:: WHAT YOU HAVE TO DO ::
Give the number of lines in the data that contain "name", and nothing more.

Data records:
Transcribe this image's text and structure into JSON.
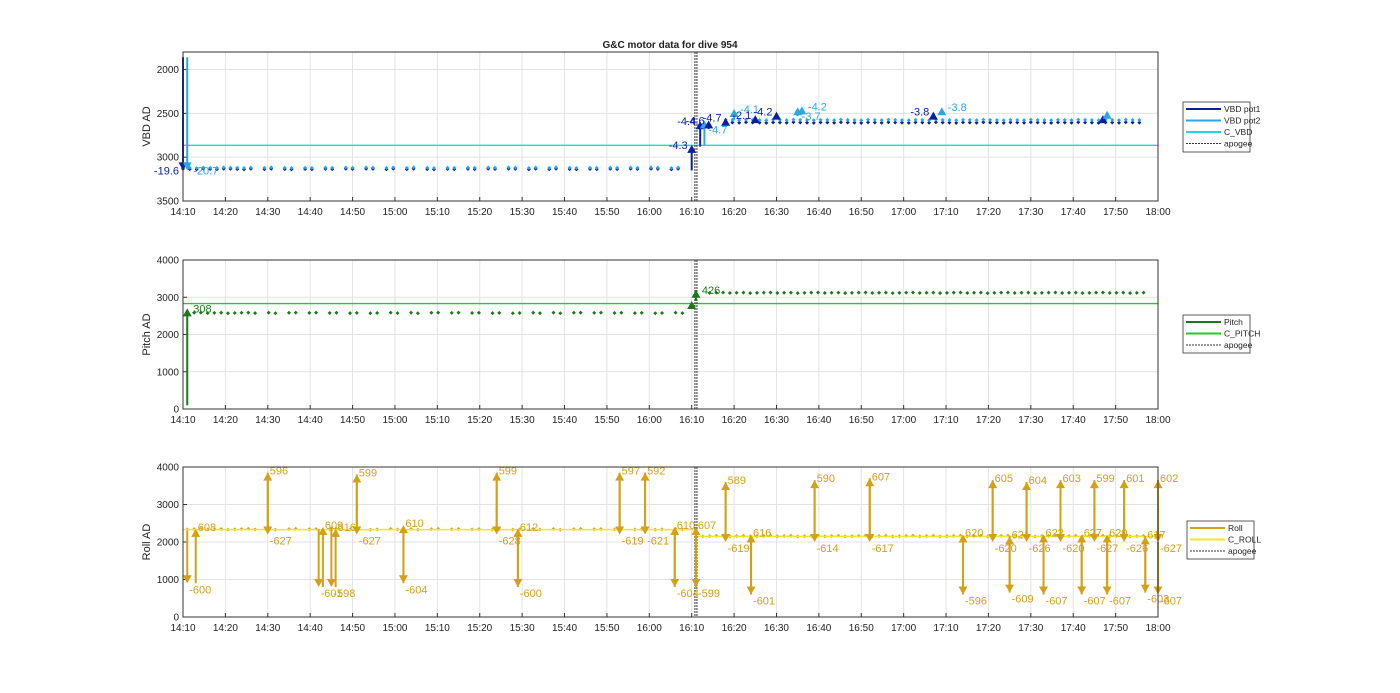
{
  "figure": {
    "title": "G&C motor data for dive 954"
  },
  "chart_data": [
    {
      "type": "scatter",
      "ylabel": "VBD AD",
      "ylim": [
        1800,
        3500
      ],
      "yreverse": true,
      "yticks": [
        2000,
        2500,
        3000,
        3500
      ],
      "xlim": [
        "14:10",
        "18:00"
      ],
      "xticks": [
        "14:10",
        "14:20",
        "14:30",
        "14:40",
        "14:50",
        "15:00",
        "15:10",
        "15:20",
        "15:30",
        "15:40",
        "15:50",
        "16:00",
        "16:10",
        "16:20",
        "16:30",
        "16:40",
        "16:50",
        "17:00",
        "17:10",
        "17:20",
        "17:30",
        "17:40",
        "17:50",
        "18:00"
      ],
      "grid": true,
      "legend_position": "outside-right",
      "series": [
        {
          "name": "VBD pot1",
          "color": "#0a1f9e",
          "kind": "points",
          "x_range": [
            "14:10",
            "17:57"
          ],
          "y_before": 3135,
          "y_after": 2605,
          "gaps": [
            "16:07",
            "16:17"
          ]
        },
        {
          "name": "VBD pot2",
          "color": "#29a9e0",
          "kind": "points",
          "x_range": [
            "14:10",
            "17:57"
          ],
          "y_before": 3120,
          "y_after": 2575,
          "gaps": [
            "16:07",
            "16:17"
          ]
        },
        {
          "name": "C_VBD",
          "color": "#22d3e4",
          "kind": "hline",
          "y": 2865
        },
        {
          "name": "apogee",
          "color": "#555555",
          "kind": "vline",
          "x": "16:11"
        }
      ],
      "arrows": [
        {
          "x": "14:10",
          "y1": 1860,
          "y2": 3150,
          "label": "-19.6",
          "color": "#0a1f9e",
          "label_side": "left"
        },
        {
          "x": "14:11",
          "y1": 1860,
          "y2": 3150,
          "label": "-20.7",
          "color": "#29a9e0",
          "label_side": "right"
        },
        {
          "x": "16:10",
          "y1": 3150,
          "y2": 2860,
          "label": "-4.3",
          "color": "#0a1f9e",
          "label_side": "left"
        },
        {
          "x": "16:12",
          "y1": 2880,
          "y2": 2590,
          "label": "-4.4",
          "color": "#0a1f9e",
          "label_side": "left"
        },
        {
          "x": "16:13",
          "y1": 2860,
          "y2": 2580,
          "label": "-4.7",
          "color": "#29a9e0",
          "label_side": "below"
        },
        {
          "x": "16:14",
          "y1": 2680,
          "y2": 2580,
          "label": "-4.6",
          "color": "#0a1f9e",
          "label_side": "left"
        },
        {
          "x": "16:18",
          "y1": 2640,
          "y2": 2550,
          "label": "-4.7",
          "color": "#0a1f9e",
          "label_side": "left"
        },
        {
          "x": "16:20",
          "y1": 2580,
          "y2": 2450,
          "label": "-4.1",
          "color": "#29a9e0",
          "label_side": "right"
        },
        {
          "x": "16:25",
          "y1": 2590,
          "y2": 2520,
          "label": "-2.1",
          "color": "#0a1f9e",
          "label_side": "left"
        },
        {
          "x": "16:30",
          "y1": 2560,
          "y2": 2480,
          "label": "-4.2",
          "color": "#0a1f9e",
          "label_side": "left"
        },
        {
          "x": "16:35",
          "y1": 2530,
          "y2": 2430,
          "label": "-3.7",
          "color": "#29a9e0",
          "label_side": "below"
        },
        {
          "x": "16:36",
          "y1": 2500,
          "y2": 2420,
          "label": "-4.2",
          "color": "#29a9e0",
          "label_side": "right"
        },
        {
          "x": "17:07",
          "y1": 2560,
          "y2": 2480,
          "label": "-3.8",
          "color": "#0a1f9e",
          "label_side": "left"
        },
        {
          "x": "17:09",
          "y1": 2520,
          "y2": 2430,
          "label": "-3.8",
          "color": "#29a9e0",
          "label_side": "right"
        },
        {
          "x": "17:47",
          "y1": 2600,
          "y2": 2520,
          "label": "",
          "color": "#0a1f9e",
          "label_side": "left"
        },
        {
          "x": "17:48",
          "y1": 2560,
          "y2": 2470,
          "label": "",
          "color": "#29a9e0",
          "label_side": "left"
        }
      ]
    },
    {
      "type": "scatter",
      "ylabel": "Pitch AD",
      "ylim": [
        0,
        4000
      ],
      "yreverse": false,
      "yticks": [
        0,
        1000,
        2000,
        3000,
        4000
      ],
      "xlim": [
        "14:10",
        "18:00"
      ],
      "xticks": [
        "14:10",
        "14:20",
        "14:30",
        "14:40",
        "14:50",
        "15:00",
        "15:10",
        "15:20",
        "15:30",
        "15:40",
        "15:50",
        "16:00",
        "16:10",
        "16:20",
        "16:30",
        "16:40",
        "16:50",
        "17:00",
        "17:10",
        "17:20",
        "17:30",
        "17:40",
        "17:50",
        "18:00"
      ],
      "grid": true,
      "legend_position": "outside-right",
      "series": [
        {
          "name": "Pitch",
          "color": "#1a7a1a",
          "kind": "points",
          "x_range": [
            "14:11",
            "17:57"
          ],
          "y_before": 2580,
          "y_after": 3120,
          "gaps": [
            "16:09",
            "16:13"
          ]
        },
        {
          "name": "C_PITCH",
          "color": "#22cc22",
          "kind": "hline",
          "y": 2830
        },
        {
          "name": "apogee",
          "color": "#555555",
          "kind": "vline",
          "x": "16:11"
        }
      ],
      "arrows": [
        {
          "x": "14:11",
          "y1": 100,
          "y2": 2700,
          "label": "308",
          "color": "#1a7a1a",
          "label_side": "right"
        },
        {
          "x": "16:10",
          "y1": 2700,
          "y2": 2900,
          "label": "",
          "color": "#1a7a1a",
          "label_side": "right"
        },
        {
          "x": "16:11",
          "y1": 2900,
          "y2": 3200,
          "label": "426",
          "color": "#1a7a1a",
          "label_side": "right"
        }
      ]
    },
    {
      "type": "scatter",
      "ylabel": "Roll AD",
      "ylim": [
        0,
        4000
      ],
      "yreverse": false,
      "yticks": [
        0,
        1000,
        2000,
        3000,
        4000
      ],
      "xlim": [
        "14:10",
        "18:00"
      ],
      "xticks": [
        "14:10",
        "14:20",
        "14:30",
        "14:40",
        "14:50",
        "15:00",
        "15:10",
        "15:20",
        "15:30",
        "15:40",
        "15:50",
        "16:00",
        "16:10",
        "16:20",
        "16:30",
        "16:40",
        "16:50",
        "17:00",
        "17:10",
        "17:20",
        "17:30",
        "17:40",
        "17:50",
        "18:00"
      ],
      "grid": true,
      "legend_position": "outside-right",
      "series": [
        {
          "name": "Roll",
          "color": "#d4a017",
          "kind": "points",
          "x_range": [
            "14:11",
            "17:57"
          ],
          "y_before": 2340,
          "y_after": 2160,
          "gaps": [
            "16:08",
            "16:12"
          ]
        },
        {
          "name": "C_ROLL",
          "color": "#f2e52a",
          "kind": "hline_split",
          "y_before": 2330,
          "y_after": 2150,
          "split": "16:11"
        },
        {
          "name": "apogee",
          "color": "#555555",
          "kind": "vline",
          "x": "16:11"
        }
      ],
      "arrows": [
        {
          "x": "14:11",
          "y1": 2300,
          "y2": 900,
          "label": "-600",
          "color": "#d4a017",
          "label_side": "below-right"
        },
        {
          "x": "14:13",
          "y1": 900,
          "y2": 2350,
          "label": "608",
          "color": "#d4a017",
          "label_side": "above-right"
        },
        {
          "x": "14:30",
          "y1": 2340,
          "y2": 3850,
          "label": "596",
          "color": "#d4a017",
          "label_side": "above-right"
        },
        {
          "x": "14:30",
          "y1": 3850,
          "y2": 2200,
          "label": "-627",
          "color": "#d4a017",
          "label_side": "below-right"
        },
        {
          "x": "14:42",
          "y1": 2340,
          "y2": 800,
          "label": "-601",
          "color": "#d4a017",
          "label_side": "below-right"
        },
        {
          "x": "14:43",
          "y1": 800,
          "y2": 2400,
          "label": "609",
          "color": "#d4a017",
          "label_side": "above-right"
        },
        {
          "x": "14:45",
          "y1": 2400,
          "y2": 800,
          "label": "-598",
          "color": "#d4a017",
          "label_side": "below-right"
        },
        {
          "x": "14:46",
          "y1": 800,
          "y2": 2350,
          "label": "616",
          "color": "#d4a017",
          "label_side": "above-right"
        },
        {
          "x": "14:51",
          "y1": 2340,
          "y2": 3800,
          "label": "599",
          "color": "#d4a017",
          "label_side": "above-right"
        },
        {
          "x": "14:51",
          "y1": 3800,
          "y2": 2200,
          "label": "-627",
          "color": "#d4a017",
          "label_side": "below-right"
        },
        {
          "x": "15:02",
          "y1": 2340,
          "y2": 900,
          "label": "-604",
          "color": "#d4a017",
          "label_side": "below-right"
        },
        {
          "x": "15:02",
          "y1": 900,
          "y2": 2450,
          "label": "610",
          "color": "#d4a017",
          "label_side": "above-right"
        },
        {
          "x": "15:24",
          "y1": 2340,
          "y2": 3850,
          "label": "599",
          "color": "#d4a017",
          "label_side": "above-right"
        },
        {
          "x": "15:24",
          "y1": 3850,
          "y2": 2200,
          "label": "-628",
          "color": "#d4a017",
          "label_side": "below-right"
        },
        {
          "x": "15:29",
          "y1": 2340,
          "y2": 800,
          "label": "-600",
          "color": "#d4a017",
          "label_side": "below-right"
        },
        {
          "x": "15:29",
          "y1": 800,
          "y2": 2350,
          "label": "612",
          "color": "#d4a017",
          "label_side": "above-right"
        },
        {
          "x": "15:53",
          "y1": 2340,
          "y2": 3850,
          "label": "597",
          "color": "#d4a017",
          "label_side": "above-right"
        },
        {
          "x": "15:53",
          "y1": 3850,
          "y2": 2200,
          "label": "-619",
          "color": "#d4a017",
          "label_side": "below-right"
        },
        {
          "x": "15:59",
          "y1": 2340,
          "y2": 3850,
          "label": "592",
          "color": "#d4a017",
          "label_side": "above-right"
        },
        {
          "x": "15:59",
          "y1": 3850,
          "y2": 2200,
          "label": "-621",
          "color": "#d4a017",
          "label_side": "below-right"
        },
        {
          "x": "16:06",
          "y1": 2340,
          "y2": 800,
          "label": "-604",
          "color": "#d4a017",
          "label_side": "below-right"
        },
        {
          "x": "16:06",
          "y1": 800,
          "y2": 2400,
          "label": "610",
          "color": "#d4a017",
          "label_side": "above-right"
        },
        {
          "x": "16:11",
          "y1": 2340,
          "y2": 800,
          "label": "-599",
          "color": "#d4a017",
          "label_side": "below-right"
        },
        {
          "x": "16:11",
          "y1": 800,
          "y2": 2400,
          "label": "607",
          "color": "#d4a017",
          "label_side": "above-right"
        },
        {
          "x": "16:18",
          "y1": 2160,
          "y2": 3600,
          "label": "589",
          "color": "#d4a017",
          "label_side": "above-right"
        },
        {
          "x": "16:18",
          "y1": 3600,
          "y2": 2000,
          "label": "-619",
          "color": "#d4a017",
          "label_side": "below-right"
        },
        {
          "x": "16:24",
          "y1": 2160,
          "y2": 600,
          "label": "-601",
          "color": "#d4a017",
          "label_side": "below-right"
        },
        {
          "x": "16:24",
          "y1": 600,
          "y2": 2200,
          "label": "616",
          "color": "#d4a017",
          "label_side": "above-right"
        },
        {
          "x": "16:39",
          "y1": 2160,
          "y2": 3650,
          "label": "590",
          "color": "#d4a017",
          "label_side": "above-right"
        },
        {
          "x": "16:39",
          "y1": 3650,
          "y2": 2000,
          "label": "-614",
          "color": "#d4a017",
          "label_side": "below-right"
        },
        {
          "x": "16:52",
          "y1": 2160,
          "y2": 3700,
          "label": "607",
          "color": "#d4a017",
          "label_side": "above-right"
        },
        {
          "x": "16:52",
          "y1": 3700,
          "y2": 2000,
          "label": "-617",
          "color": "#d4a017",
          "label_side": "below-right"
        },
        {
          "x": "17:14",
          "y1": 2160,
          "y2": 600,
          "label": "-596",
          "color": "#d4a017",
          "label_side": "below-right"
        },
        {
          "x": "17:14",
          "y1": 600,
          "y2": 2200,
          "label": "620",
          "color": "#d4a017",
          "label_side": "above-right"
        },
        {
          "x": "17:21",
          "y1": 2160,
          "y2": 3650,
          "label": "605",
          "color": "#d4a017",
          "label_side": "above-right"
        },
        {
          "x": "17:21",
          "y1": 3650,
          "y2": 2000,
          "label": "-620",
          "color": "#d4a017",
          "label_side": "below-right"
        },
        {
          "x": "17:25",
          "y1": 2160,
          "y2": 650,
          "label": "-609",
          "color": "#d4a017",
          "label_side": "below-right"
        },
        {
          "x": "17:25",
          "y1": 650,
          "y2": 2150,
          "label": "621",
          "color": "#d4a017",
          "label_side": "above-right"
        },
        {
          "x": "17:29",
          "y1": 2160,
          "y2": 3600,
          "label": "604",
          "color": "#d4a017",
          "label_side": "above-right"
        },
        {
          "x": "17:29",
          "y1": 3600,
          "y2": 2000,
          "label": "-626",
          "color": "#d4a017",
          "label_side": "below-right"
        },
        {
          "x": "17:33",
          "y1": 2160,
          "y2": 600,
          "label": "-607",
          "color": "#d4a017",
          "label_side": "below-right"
        },
        {
          "x": "17:33",
          "y1": 600,
          "y2": 2200,
          "label": "622",
          "color": "#d4a017",
          "label_side": "above-right"
        },
        {
          "x": "17:37",
          "y1": 2160,
          "y2": 3650,
          "label": "603",
          "color": "#d4a017",
          "label_side": "above-right"
        },
        {
          "x": "17:37",
          "y1": 3650,
          "y2": 2000,
          "label": "-620",
          "color": "#d4a017",
          "label_side": "below-right"
        },
        {
          "x": "17:42",
          "y1": 2160,
          "y2": 600,
          "label": "-607",
          "color": "#d4a017",
          "label_side": "below-right"
        },
        {
          "x": "17:42",
          "y1": 600,
          "y2": 2200,
          "label": "627",
          "color": "#d4a017",
          "label_side": "above-right"
        },
        {
          "x": "17:45",
          "y1": 2160,
          "y2": 3650,
          "label": "599",
          "color": "#d4a017",
          "label_side": "above-right"
        },
        {
          "x": "17:45",
          "y1": 3650,
          "y2": 2000,
          "label": "-627",
          "color": "#d4a017",
          "label_side": "below-right"
        },
        {
          "x": "17:48",
          "y1": 2160,
          "y2": 600,
          "label": "-607",
          "color": "#d4a017",
          "label_side": "below-right"
        },
        {
          "x": "17:48",
          "y1": 600,
          "y2": 2200,
          "label": "620",
          "color": "#d4a017",
          "label_side": "above-right"
        },
        {
          "x": "17:52",
          "y1": 2160,
          "y2": 3650,
          "label": "601",
          "color": "#d4a017",
          "label_side": "above-right"
        },
        {
          "x": "17:52",
          "y1": 3650,
          "y2": 2000,
          "label": "-626",
          "color": "#d4a017",
          "label_side": "below-right"
        },
        {
          "x": "17:57",
          "y1": 2160,
          "y2": 650,
          "label": "-603",
          "color": "#d4a017",
          "label_side": "below-right"
        },
        {
          "x": "17:57",
          "y1": 650,
          "y2": 2150,
          "label": "617",
          "color": "#d4a017",
          "label_side": "above-right"
        },
        {
          "x": "18:00",
          "y1": 2160,
          "y2": 3650,
          "label": "602",
          "color": "#d4a017",
          "label_side": "above-right"
        },
        {
          "x": "18:00",
          "y1": 3650,
          "y2": 2000,
          "label": "-627",
          "color": "#d4a017",
          "label_side": "below-right"
        },
        {
          "x": "18:00",
          "y1": 2000,
          "y2": 600,
          "label": "-607",
          "color": "#d4a017",
          "label_side": "below-right"
        }
      ]
    }
  ]
}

:: RESPONSE TO THE EXERCISE ::
10